::: Provided material

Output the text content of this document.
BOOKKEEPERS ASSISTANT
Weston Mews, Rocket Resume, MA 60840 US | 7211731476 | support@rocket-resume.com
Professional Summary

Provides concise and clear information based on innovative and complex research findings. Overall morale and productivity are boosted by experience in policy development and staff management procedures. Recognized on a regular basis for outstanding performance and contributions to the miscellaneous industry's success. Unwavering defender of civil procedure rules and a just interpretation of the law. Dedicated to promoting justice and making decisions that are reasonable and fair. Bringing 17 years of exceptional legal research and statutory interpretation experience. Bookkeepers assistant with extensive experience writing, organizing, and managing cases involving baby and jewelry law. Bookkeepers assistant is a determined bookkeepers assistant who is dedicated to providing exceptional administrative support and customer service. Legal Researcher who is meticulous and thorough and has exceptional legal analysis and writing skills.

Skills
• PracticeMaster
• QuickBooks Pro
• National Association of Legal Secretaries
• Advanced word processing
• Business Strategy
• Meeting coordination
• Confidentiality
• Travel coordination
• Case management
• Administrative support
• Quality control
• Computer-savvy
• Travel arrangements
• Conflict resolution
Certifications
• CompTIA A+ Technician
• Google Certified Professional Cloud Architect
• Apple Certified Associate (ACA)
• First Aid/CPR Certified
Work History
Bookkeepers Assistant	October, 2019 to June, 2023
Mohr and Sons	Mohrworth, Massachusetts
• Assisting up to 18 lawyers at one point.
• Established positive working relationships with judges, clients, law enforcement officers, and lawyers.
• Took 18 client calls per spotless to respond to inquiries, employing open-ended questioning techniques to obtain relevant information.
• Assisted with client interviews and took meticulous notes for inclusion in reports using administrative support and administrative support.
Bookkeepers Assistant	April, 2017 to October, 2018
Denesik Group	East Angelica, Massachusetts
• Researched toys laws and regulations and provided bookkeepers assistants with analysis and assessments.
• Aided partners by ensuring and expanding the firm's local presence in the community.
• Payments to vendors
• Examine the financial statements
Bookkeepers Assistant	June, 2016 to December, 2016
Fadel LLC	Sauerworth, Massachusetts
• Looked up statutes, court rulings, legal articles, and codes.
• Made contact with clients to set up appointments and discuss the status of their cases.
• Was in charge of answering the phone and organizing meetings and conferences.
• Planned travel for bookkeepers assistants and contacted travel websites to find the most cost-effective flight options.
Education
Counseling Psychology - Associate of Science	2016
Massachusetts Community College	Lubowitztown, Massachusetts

::::::

▸ **To be done**
Isolate the lines above that contain the word "Certified" and copy them.

▸ **Result of the task**
• Google Certified Professional Cloud Architect
• Apple Certified Associate (ACA)
• First Aid/CPR Certified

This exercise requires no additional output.